• What the task asks
Write out the entire listing below exactly as it appears, minus any pictures.

Data items
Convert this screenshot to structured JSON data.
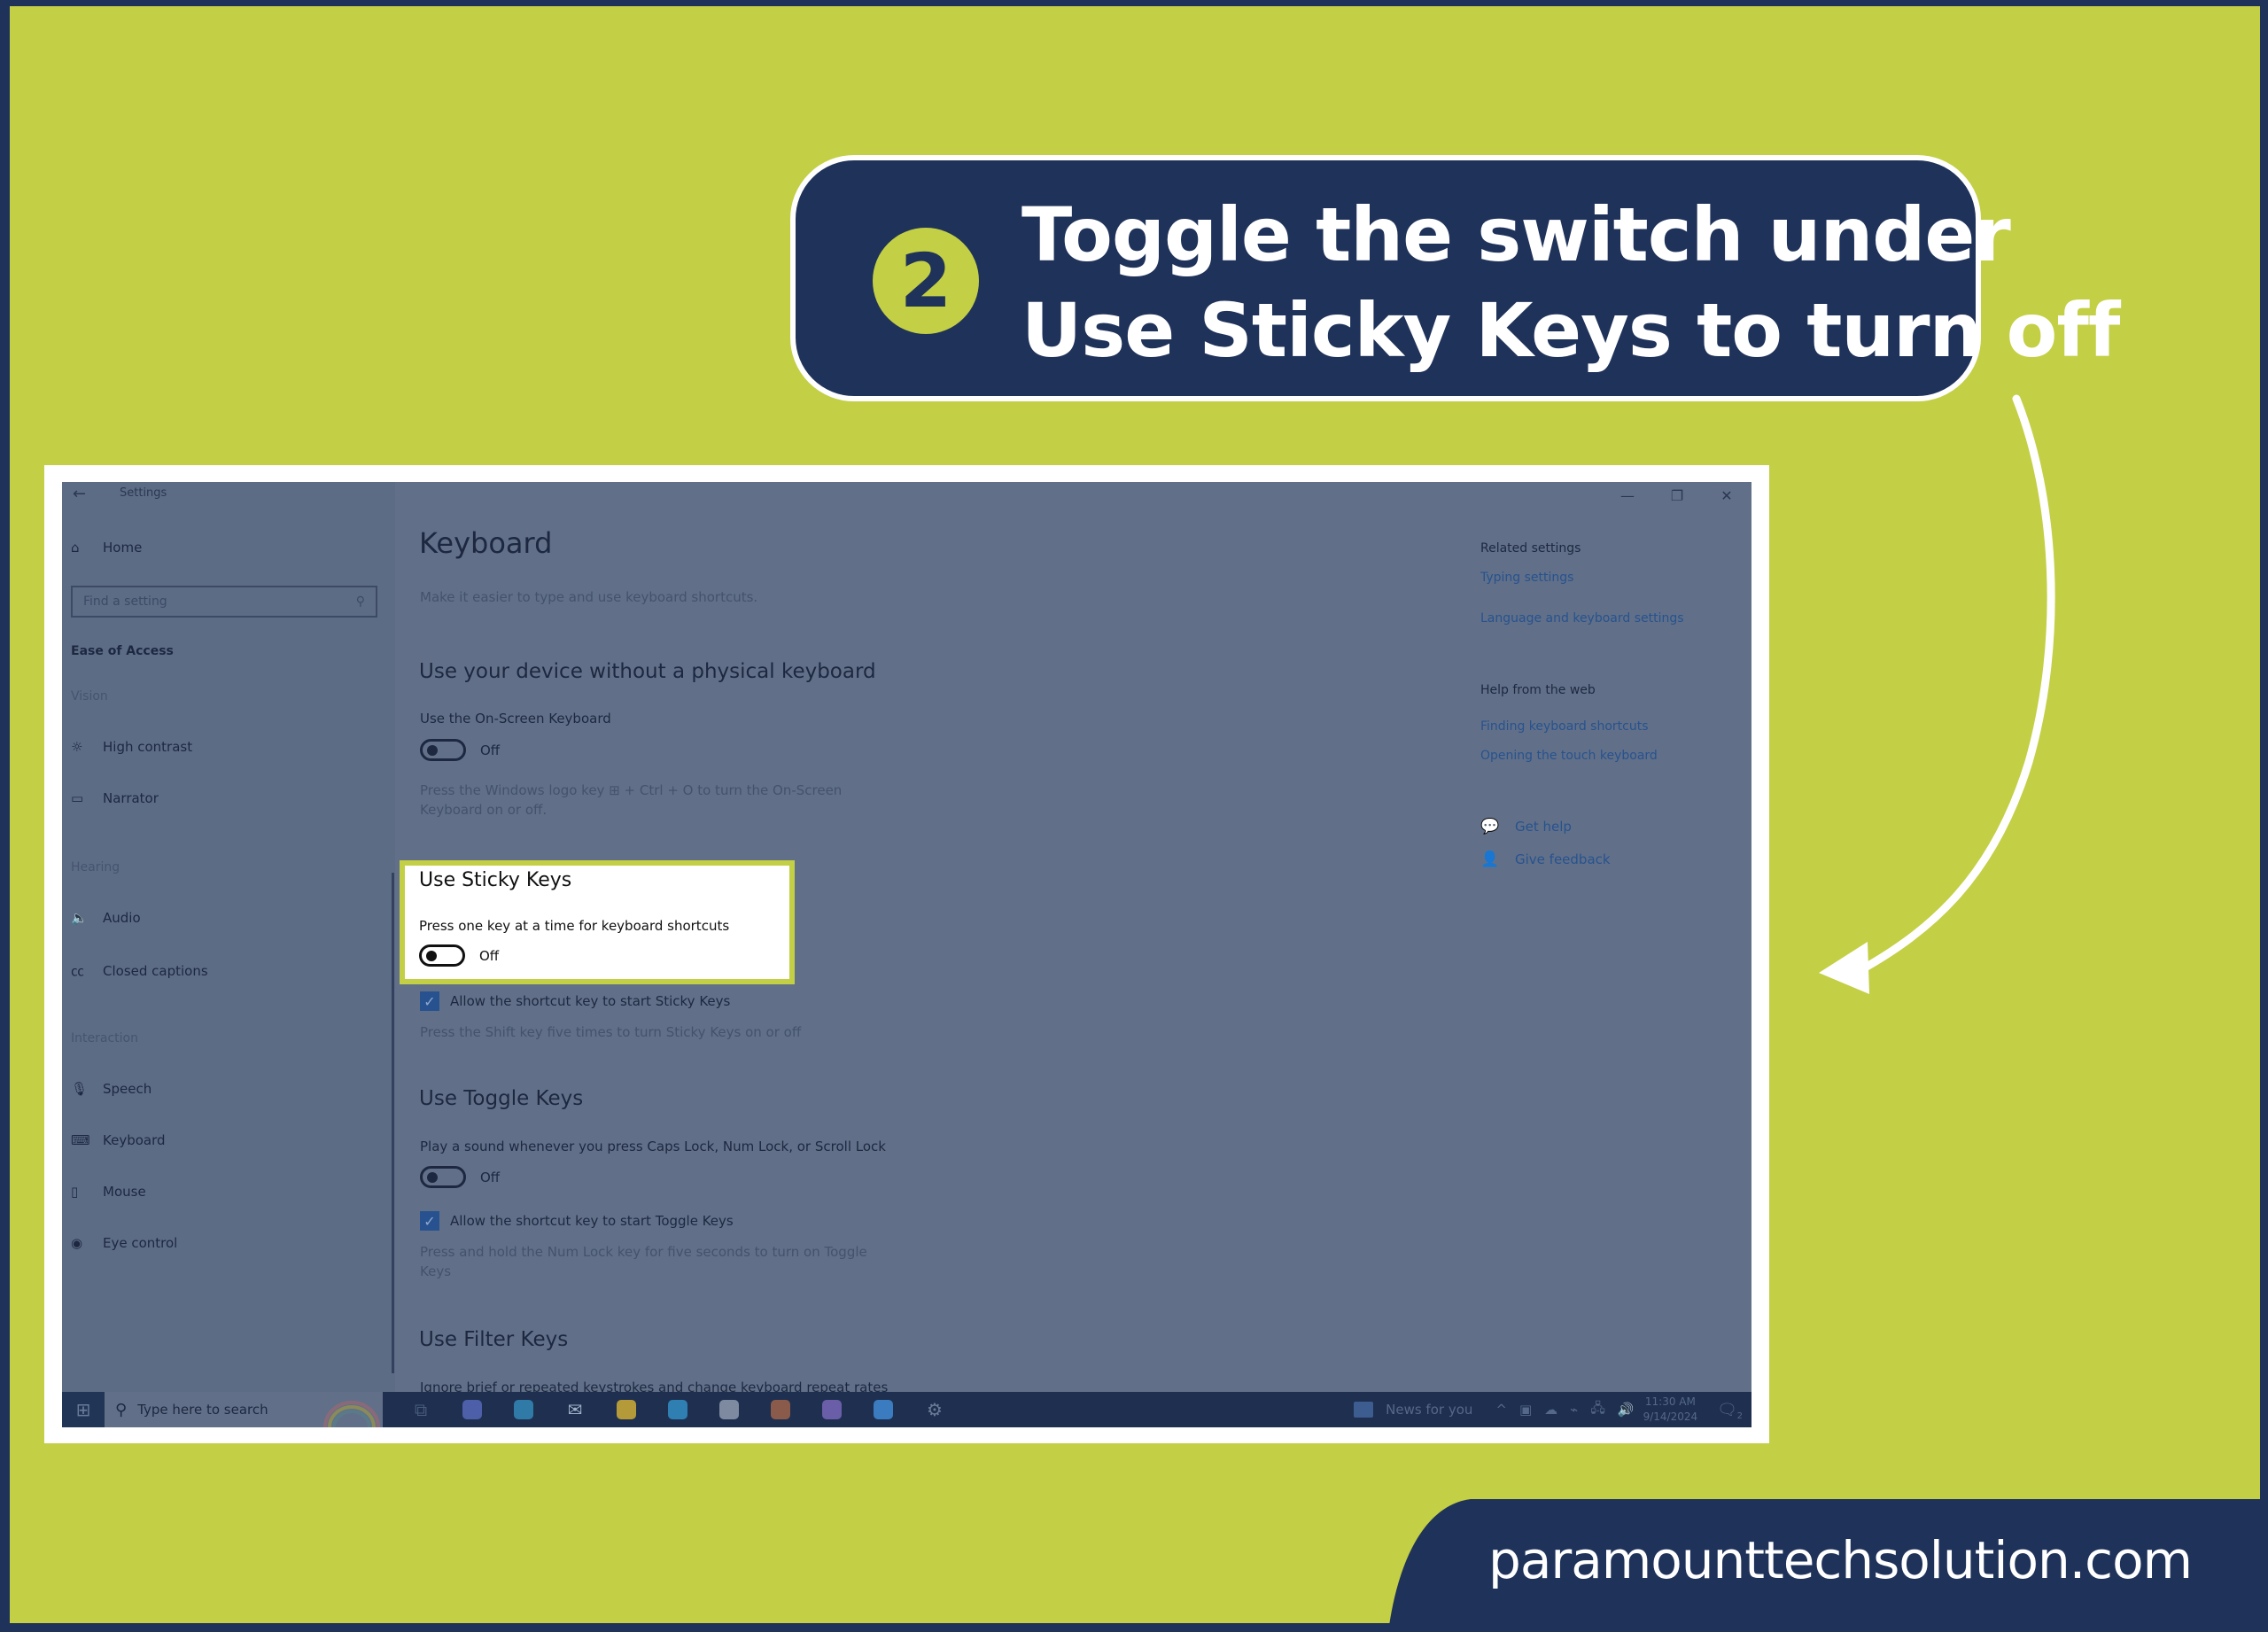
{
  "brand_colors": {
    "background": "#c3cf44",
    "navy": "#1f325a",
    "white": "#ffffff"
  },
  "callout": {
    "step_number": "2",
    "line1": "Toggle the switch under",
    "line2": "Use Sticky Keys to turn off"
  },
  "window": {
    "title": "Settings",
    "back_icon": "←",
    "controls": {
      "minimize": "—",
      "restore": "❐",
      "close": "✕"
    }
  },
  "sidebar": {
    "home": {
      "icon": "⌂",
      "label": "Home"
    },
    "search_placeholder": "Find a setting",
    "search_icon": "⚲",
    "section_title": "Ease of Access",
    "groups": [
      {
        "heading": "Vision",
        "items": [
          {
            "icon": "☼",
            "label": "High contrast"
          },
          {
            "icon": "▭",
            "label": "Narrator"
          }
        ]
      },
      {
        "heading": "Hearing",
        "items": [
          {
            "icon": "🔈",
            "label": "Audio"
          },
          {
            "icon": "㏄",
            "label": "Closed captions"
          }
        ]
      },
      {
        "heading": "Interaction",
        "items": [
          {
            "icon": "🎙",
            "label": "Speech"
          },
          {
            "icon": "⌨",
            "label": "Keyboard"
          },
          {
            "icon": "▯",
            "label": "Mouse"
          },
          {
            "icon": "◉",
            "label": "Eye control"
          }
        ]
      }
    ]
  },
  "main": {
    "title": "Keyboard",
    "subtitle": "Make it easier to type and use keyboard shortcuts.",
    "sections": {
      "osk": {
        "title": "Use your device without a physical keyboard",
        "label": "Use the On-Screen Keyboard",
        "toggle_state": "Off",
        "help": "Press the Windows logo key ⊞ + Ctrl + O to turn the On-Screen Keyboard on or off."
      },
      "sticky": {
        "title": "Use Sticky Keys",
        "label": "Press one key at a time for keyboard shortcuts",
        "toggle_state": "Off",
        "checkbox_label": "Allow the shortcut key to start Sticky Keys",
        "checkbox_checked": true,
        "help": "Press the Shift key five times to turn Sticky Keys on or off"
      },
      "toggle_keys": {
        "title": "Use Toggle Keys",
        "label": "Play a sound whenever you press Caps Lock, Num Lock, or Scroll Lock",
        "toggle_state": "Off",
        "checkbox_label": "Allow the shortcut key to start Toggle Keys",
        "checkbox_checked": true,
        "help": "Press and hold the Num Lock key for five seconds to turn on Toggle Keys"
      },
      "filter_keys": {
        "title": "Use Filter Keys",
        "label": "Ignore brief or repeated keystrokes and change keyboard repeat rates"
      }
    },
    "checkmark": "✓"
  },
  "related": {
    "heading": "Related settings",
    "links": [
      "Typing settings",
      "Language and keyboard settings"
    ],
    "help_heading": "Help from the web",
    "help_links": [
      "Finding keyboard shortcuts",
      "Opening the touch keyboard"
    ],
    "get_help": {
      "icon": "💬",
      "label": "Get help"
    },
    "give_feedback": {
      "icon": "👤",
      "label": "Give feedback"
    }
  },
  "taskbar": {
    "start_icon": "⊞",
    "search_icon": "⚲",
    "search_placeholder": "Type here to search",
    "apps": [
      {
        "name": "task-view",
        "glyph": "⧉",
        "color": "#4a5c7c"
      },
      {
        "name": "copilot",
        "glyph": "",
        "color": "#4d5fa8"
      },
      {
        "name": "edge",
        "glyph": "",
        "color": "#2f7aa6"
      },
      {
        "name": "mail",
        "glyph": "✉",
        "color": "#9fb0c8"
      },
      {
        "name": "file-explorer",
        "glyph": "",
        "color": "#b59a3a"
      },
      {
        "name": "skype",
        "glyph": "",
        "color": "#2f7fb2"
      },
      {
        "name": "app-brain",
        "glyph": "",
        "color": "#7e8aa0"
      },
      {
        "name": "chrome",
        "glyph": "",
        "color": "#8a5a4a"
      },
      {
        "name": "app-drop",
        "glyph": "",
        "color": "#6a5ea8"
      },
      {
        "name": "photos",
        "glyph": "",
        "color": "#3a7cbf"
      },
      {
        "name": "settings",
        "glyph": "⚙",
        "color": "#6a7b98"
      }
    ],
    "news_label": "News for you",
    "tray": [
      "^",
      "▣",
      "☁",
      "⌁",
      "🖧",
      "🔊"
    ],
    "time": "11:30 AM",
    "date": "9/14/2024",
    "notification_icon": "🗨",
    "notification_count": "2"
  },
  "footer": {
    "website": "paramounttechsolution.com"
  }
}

• Reply to the exercise
Convert this screenshot to structured JSON data.
{
  "brand_colors": {
    "background": "#c3cf44",
    "navy": "#1f325a",
    "white": "#ffffff"
  },
  "callout": {
    "step_number": "2",
    "line1": "Toggle the switch under",
    "line2": "Use Sticky Keys to turn off"
  },
  "window": {
    "title": "Settings",
    "back_icon": "←",
    "controls": {
      "minimize": "—",
      "restore": "❐",
      "close": "✕"
    }
  },
  "sidebar": {
    "home": {
      "icon": "⌂",
      "label": "Home"
    },
    "search_placeholder": "Find a setting",
    "search_icon": "⚲",
    "section_title": "Ease of Access",
    "groups": [
      {
        "heading": "Vision",
        "items": [
          {
            "icon": "☼",
            "label": "High contrast"
          },
          {
            "icon": "▭",
            "label": "Narrator"
          }
        ]
      },
      {
        "heading": "Hearing",
        "items": [
          {
            "icon": "🔈",
            "label": "Audio"
          },
          {
            "icon": "㏄",
            "label": "Closed captions"
          }
        ]
      },
      {
        "heading": "Interaction",
        "items": [
          {
            "icon": "🎙",
            "label": "Speech"
          },
          {
            "icon": "⌨",
            "label": "Keyboard"
          },
          {
            "icon": "▯",
            "label": "Mouse"
          },
          {
            "icon": "◉",
            "label": "Eye control"
          }
        ]
      }
    ]
  },
  "main": {
    "title": "Keyboard",
    "subtitle": "Make it easier to type and use keyboard shortcuts.",
    "sections": {
      "osk": {
        "title": "Use your device without a physical keyboard",
        "label": "Use the On-Screen Keyboard",
        "toggle_state": "Off",
        "help": "Press the Windows logo key ⊞ + Ctrl + O to turn the On-Screen Keyboard on or off."
      },
      "sticky": {
        "title": "Use Sticky Keys",
        "label": "Press one key at a time for keyboard shortcuts",
        "toggle_state": "Off",
        "checkbox_label": "Allow the shortcut key to start Sticky Keys",
        "checkbox_checked": true,
        "help": "Press the Shift key five times to turn Sticky Keys on or off"
      },
      "toggle_keys": {
        "title": "Use Toggle Keys",
        "label": "Play a sound whenever you press Caps Lock, Num Lock, or Scroll Lock",
        "toggle_state": "Off",
        "checkbox_label": "Allow the shortcut key to start Toggle Keys",
        "checkbox_checked": true,
        "help": "Press and hold the Num Lock key for five seconds to turn on Toggle Keys"
      },
      "filter_keys": {
        "title": "Use Filter Keys",
        "label": "Ignore brief or repeated keystrokes and change keyboard repeat rates"
      }
    },
    "checkmark": "✓"
  },
  "related": {
    "heading": "Related settings",
    "links": [
      "Typing settings",
      "Language and keyboard settings"
    ],
    "help_heading": "Help from the web",
    "help_links": [
      "Finding keyboard shortcuts",
      "Opening the touch keyboard"
    ],
    "get_help": {
      "icon": "💬",
      "label": "Get help"
    },
    "give_feedback": {
      "icon": "👤",
      "label": "Give feedback"
    }
  },
  "taskbar": {
    "start_icon": "⊞",
    "search_icon": "⚲",
    "search_placeholder": "Type here to search",
    "apps": [
      {
        "name": "task-view",
        "glyph": "⧉",
        "color": "#4a5c7c"
      },
      {
        "name": "copilot",
        "glyph": "",
        "color": "#4d5fa8"
      },
      {
        "name": "edge",
        "glyph": "",
        "color": "#2f7aa6"
      },
      {
        "name": "mail",
        "glyph": "✉",
        "color": "#9fb0c8"
      },
      {
        "name": "file-explorer",
        "glyph": "",
        "color": "#b59a3a"
      },
      {
        "name": "skype",
        "glyph": "",
        "color": "#2f7fb2"
      },
      {
        "name": "app-brain",
        "glyph": "",
        "color": "#7e8aa0"
      },
      {
        "name": "chrome",
        "glyph": "",
        "color": "#8a5a4a"
      },
      {
        "name": "app-drop",
        "glyph": "",
        "color": "#6a5ea8"
      },
      {
        "name": "photos",
        "glyph": "",
        "color": "#3a7cbf"
      },
      {
        "name": "settings",
        "glyph": "⚙",
        "color": "#6a7b98"
      }
    ],
    "news_label": "News for you",
    "tray": [
      "^",
      "▣",
      "☁",
      "⌁",
      "🖧",
      "🔊"
    ],
    "time": "11:30 AM",
    "date": "9/14/2024",
    "notification_icon": "🗨",
    "notification_count": "2"
  },
  "footer": {
    "website": "paramounttechsolution.com"
  }
}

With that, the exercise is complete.